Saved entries
* * *

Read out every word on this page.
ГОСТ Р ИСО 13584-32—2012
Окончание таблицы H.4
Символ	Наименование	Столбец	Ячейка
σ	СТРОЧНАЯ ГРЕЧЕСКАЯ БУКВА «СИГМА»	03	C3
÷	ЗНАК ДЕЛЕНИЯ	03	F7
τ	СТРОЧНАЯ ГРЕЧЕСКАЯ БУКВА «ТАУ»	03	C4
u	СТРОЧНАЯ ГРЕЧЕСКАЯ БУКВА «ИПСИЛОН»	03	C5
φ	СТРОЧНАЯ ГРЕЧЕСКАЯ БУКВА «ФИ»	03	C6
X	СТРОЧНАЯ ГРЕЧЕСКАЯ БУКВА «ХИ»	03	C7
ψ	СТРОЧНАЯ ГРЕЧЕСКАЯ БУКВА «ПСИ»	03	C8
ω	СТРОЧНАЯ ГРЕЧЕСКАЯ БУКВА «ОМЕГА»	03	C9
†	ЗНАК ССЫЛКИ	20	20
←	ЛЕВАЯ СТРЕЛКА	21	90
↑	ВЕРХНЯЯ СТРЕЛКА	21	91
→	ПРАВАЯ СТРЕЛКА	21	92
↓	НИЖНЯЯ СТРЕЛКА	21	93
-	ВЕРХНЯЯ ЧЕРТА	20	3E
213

* * *

Work instructions
For each line above that contains the word "ГРЕЧЕСКАЯ", copy that line.

Answer to this exercise
σ	СТРОЧНАЯ ГРЕЧЕСКАЯ БУКВА «СИГМА»	03	C3
τ	СТРОЧНАЯ ГРЕЧЕСКАЯ БУКВА «ТАУ»	03	C4
u	СТРОЧНАЯ ГРЕЧЕСКАЯ БУКВА «ИПСИЛОН»	03	C5
φ	СТРОЧНАЯ ГРЕЧЕСКАЯ БУКВА «ФИ»	03	C6
X	СТРОЧНАЯ ГРЕЧЕСКАЯ БУКВА «ХИ»	03	C7
ψ	СТРОЧНАЯ ГРЕЧЕСКАЯ БУКВА «ПСИ»	03	C8
ω	СТРОЧНАЯ ГРЕЧЕСКАЯ БУКВА «ОМЕГА»	03	C9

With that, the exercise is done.